**Aim**
Filter this material down to the lines that hold "considered", copying each one.

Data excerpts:
━━━━━━━━━━━━━━━━
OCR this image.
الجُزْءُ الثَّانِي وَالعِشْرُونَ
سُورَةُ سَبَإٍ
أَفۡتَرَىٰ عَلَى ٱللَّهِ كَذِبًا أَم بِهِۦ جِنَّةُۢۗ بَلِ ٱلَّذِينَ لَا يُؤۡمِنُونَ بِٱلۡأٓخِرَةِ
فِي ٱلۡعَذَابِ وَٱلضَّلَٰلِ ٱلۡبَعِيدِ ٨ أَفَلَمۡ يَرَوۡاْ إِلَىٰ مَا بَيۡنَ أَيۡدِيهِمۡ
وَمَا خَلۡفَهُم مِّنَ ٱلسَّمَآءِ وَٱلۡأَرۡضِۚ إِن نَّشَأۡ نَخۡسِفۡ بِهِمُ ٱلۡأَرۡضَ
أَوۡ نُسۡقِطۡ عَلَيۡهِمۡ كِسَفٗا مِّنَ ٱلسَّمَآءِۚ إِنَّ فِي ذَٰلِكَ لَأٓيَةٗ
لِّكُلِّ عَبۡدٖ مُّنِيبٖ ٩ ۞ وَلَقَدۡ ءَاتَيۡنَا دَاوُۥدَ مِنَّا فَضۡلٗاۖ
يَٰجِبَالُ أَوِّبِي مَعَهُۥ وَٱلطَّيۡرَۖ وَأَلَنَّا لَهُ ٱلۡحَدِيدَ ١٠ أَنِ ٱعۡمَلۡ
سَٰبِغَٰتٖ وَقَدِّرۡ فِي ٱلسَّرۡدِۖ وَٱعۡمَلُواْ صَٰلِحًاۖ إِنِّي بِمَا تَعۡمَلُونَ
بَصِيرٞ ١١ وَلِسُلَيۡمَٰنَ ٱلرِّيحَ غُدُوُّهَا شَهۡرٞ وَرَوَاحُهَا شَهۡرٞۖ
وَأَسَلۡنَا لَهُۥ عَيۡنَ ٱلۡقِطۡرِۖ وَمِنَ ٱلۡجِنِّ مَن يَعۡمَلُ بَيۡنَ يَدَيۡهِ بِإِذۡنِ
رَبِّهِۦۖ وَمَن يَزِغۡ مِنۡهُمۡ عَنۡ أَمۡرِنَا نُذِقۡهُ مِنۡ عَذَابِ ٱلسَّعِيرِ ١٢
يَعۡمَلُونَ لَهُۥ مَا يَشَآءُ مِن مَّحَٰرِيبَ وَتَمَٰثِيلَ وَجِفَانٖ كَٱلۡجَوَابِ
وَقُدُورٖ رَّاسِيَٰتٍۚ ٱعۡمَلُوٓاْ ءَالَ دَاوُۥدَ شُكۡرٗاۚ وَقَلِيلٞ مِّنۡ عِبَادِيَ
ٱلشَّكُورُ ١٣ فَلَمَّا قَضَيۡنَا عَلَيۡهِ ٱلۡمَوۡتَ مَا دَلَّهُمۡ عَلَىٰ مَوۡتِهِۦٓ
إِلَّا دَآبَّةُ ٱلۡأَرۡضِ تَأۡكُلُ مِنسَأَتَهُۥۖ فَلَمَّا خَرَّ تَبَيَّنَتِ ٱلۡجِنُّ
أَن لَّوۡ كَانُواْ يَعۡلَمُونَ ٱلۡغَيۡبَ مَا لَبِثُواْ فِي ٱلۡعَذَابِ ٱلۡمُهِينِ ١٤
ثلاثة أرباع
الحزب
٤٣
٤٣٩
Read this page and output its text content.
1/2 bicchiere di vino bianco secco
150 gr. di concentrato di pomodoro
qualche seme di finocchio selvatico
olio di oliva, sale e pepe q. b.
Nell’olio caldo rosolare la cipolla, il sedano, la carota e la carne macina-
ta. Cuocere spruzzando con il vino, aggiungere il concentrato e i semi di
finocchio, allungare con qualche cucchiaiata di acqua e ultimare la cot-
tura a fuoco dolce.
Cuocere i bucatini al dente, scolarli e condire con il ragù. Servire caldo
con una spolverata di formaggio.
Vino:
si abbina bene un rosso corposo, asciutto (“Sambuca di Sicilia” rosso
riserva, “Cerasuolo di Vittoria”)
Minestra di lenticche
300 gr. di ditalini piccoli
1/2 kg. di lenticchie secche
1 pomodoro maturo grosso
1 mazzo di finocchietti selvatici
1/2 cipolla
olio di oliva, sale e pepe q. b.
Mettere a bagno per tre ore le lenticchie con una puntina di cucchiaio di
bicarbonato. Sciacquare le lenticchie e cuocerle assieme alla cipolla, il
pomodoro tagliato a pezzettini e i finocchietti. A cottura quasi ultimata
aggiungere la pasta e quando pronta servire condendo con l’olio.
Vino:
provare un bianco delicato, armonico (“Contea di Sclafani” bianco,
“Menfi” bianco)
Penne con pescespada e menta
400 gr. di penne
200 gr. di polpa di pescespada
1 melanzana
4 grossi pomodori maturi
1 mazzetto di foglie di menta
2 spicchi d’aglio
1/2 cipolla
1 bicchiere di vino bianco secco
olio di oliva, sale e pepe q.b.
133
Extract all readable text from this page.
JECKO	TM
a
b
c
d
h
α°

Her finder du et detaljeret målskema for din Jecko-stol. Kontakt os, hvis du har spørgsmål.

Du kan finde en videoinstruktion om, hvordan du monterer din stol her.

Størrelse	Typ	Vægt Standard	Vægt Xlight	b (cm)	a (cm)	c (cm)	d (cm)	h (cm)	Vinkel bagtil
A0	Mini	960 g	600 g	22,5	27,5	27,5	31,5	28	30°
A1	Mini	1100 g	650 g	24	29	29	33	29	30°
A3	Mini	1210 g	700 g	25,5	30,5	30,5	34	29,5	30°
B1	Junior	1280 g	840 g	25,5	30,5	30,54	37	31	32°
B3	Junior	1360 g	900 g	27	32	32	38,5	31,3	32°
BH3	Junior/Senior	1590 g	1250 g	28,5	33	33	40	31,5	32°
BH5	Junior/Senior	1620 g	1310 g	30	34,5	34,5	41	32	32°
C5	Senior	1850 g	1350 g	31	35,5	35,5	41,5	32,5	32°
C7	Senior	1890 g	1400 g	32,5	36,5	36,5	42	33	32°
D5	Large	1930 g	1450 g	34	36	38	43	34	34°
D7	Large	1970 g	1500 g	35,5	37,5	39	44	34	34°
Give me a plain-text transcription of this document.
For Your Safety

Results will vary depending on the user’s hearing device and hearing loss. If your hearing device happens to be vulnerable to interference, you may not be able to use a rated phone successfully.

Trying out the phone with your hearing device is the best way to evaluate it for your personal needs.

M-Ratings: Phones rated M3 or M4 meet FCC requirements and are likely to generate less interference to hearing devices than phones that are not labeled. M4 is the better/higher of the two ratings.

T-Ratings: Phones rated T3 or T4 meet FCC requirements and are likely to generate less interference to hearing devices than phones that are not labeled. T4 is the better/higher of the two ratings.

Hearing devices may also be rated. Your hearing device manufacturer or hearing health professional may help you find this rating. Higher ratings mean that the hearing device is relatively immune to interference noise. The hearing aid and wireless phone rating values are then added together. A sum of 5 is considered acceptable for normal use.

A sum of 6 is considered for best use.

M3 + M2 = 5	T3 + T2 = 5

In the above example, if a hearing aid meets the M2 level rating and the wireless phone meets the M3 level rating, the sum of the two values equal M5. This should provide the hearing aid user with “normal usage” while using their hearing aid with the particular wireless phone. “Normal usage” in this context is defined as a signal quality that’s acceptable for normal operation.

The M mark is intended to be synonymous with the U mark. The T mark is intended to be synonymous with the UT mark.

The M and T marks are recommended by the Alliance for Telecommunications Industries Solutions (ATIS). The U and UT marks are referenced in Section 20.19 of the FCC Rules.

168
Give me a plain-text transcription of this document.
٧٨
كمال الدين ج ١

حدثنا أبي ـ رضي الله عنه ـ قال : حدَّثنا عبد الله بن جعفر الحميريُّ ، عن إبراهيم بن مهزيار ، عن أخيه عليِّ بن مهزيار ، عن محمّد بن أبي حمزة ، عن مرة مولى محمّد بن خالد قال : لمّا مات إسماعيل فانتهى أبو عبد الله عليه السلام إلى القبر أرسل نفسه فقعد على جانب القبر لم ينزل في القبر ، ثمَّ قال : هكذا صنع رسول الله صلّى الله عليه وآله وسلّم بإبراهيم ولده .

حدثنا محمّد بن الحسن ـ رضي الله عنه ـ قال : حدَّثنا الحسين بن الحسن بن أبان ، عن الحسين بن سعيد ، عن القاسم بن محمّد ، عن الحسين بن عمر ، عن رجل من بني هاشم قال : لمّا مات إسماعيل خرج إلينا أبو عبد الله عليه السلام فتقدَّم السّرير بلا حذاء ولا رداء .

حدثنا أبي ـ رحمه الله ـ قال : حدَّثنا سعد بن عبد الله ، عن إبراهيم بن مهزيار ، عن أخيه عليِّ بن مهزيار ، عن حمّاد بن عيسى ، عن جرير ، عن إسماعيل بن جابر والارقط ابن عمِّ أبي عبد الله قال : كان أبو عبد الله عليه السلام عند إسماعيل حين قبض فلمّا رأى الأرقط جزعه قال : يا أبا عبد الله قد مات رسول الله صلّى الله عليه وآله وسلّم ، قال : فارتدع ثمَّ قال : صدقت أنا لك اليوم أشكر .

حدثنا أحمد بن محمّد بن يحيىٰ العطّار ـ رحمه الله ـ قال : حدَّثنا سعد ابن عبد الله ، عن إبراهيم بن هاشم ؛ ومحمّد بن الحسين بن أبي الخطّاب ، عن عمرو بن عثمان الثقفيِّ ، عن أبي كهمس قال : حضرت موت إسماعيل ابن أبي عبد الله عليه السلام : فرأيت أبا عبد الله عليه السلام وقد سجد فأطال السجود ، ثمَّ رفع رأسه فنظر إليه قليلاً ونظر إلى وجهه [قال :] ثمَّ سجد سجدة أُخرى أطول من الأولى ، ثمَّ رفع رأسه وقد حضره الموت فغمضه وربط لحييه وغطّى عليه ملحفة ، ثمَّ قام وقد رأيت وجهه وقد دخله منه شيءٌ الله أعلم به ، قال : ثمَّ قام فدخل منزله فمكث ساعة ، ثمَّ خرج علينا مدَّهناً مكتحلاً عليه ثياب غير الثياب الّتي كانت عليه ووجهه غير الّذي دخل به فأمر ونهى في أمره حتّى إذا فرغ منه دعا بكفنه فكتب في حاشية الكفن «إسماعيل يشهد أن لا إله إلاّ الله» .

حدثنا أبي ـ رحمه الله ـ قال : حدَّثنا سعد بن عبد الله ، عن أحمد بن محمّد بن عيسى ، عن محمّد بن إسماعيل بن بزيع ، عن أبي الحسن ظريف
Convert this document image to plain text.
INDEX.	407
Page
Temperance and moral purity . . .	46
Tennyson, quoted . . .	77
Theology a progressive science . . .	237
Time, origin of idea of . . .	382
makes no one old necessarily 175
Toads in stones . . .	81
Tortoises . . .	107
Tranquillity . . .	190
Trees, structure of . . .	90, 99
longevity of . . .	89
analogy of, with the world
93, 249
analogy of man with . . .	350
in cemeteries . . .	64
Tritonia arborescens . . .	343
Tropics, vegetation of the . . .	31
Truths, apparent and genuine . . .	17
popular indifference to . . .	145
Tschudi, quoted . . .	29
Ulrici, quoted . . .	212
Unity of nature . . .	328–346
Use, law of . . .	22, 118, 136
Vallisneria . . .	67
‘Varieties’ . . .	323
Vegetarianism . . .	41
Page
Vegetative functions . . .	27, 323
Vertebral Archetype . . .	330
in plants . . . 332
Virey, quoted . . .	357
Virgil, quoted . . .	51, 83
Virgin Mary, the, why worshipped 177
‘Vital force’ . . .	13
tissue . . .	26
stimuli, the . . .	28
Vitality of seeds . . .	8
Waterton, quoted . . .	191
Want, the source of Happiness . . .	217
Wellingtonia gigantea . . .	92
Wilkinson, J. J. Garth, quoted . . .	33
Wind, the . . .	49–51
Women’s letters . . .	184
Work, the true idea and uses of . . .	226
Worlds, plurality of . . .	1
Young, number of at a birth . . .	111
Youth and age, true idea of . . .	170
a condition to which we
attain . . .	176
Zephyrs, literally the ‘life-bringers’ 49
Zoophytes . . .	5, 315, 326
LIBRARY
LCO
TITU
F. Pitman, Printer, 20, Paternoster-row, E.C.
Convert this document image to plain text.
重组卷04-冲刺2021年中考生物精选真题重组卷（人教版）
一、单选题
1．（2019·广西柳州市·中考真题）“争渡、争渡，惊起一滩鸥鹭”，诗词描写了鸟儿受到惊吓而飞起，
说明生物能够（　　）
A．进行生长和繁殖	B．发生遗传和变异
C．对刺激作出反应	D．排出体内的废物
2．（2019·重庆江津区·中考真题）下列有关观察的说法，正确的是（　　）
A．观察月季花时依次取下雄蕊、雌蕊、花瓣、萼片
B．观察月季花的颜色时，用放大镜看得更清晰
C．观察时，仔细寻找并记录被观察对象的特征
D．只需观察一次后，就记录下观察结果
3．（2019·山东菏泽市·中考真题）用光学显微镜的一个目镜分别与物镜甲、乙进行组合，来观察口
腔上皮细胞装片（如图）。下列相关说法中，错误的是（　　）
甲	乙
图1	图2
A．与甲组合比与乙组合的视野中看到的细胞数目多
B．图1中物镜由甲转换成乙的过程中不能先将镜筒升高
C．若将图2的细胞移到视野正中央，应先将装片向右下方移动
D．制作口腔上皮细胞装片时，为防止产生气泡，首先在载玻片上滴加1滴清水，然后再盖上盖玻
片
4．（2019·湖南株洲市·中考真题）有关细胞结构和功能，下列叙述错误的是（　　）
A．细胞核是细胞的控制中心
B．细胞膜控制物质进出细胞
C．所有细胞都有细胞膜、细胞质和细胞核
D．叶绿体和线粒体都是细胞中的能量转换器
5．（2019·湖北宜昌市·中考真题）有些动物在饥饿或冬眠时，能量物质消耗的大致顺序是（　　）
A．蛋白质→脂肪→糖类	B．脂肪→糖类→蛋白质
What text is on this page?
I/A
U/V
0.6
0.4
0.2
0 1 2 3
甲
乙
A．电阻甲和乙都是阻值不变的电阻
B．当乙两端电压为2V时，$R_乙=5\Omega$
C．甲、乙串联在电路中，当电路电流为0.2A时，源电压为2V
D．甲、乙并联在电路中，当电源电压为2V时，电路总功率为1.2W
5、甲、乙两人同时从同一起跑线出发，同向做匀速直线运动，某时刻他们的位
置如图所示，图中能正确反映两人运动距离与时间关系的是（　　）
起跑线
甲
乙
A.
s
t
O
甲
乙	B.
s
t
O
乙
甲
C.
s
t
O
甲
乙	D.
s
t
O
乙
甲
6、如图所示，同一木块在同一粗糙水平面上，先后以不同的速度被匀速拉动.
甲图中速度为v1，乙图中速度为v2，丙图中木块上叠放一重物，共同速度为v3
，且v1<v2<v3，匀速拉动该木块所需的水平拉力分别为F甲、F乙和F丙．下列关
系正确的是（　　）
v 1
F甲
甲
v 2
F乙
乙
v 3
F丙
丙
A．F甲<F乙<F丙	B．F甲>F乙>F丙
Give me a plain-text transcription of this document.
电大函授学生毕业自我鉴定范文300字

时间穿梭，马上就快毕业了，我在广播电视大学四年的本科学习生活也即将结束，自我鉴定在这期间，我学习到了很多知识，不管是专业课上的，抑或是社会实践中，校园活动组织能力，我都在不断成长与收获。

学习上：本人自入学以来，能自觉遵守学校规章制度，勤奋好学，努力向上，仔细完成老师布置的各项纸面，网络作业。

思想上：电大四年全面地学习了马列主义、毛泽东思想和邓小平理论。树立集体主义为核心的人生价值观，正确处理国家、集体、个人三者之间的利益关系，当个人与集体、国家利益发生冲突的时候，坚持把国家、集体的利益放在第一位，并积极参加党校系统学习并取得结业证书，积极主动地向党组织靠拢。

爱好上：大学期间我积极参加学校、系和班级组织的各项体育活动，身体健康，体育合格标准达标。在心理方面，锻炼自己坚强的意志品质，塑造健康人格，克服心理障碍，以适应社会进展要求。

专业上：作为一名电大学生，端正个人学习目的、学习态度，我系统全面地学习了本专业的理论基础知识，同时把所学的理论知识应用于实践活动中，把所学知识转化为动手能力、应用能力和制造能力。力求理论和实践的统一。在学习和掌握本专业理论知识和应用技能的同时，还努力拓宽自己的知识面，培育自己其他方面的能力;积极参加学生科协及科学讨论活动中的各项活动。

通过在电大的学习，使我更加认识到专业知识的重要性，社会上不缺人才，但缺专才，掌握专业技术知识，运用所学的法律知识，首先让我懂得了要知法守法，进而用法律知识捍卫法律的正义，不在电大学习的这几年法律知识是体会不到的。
━━━━━━━━━━━━━━━━
**Response**
Hearing devices may also be rated. Your hearing device manufacturer or hearing health professional may help you find this rating. Higher ratings mean that the hearing device is relatively immune to interference noise. The hearing aid and wireless phone rating values are then added together. A sum of 5 is considered acceptable for normal use.
A sum of 6 is considered for best use.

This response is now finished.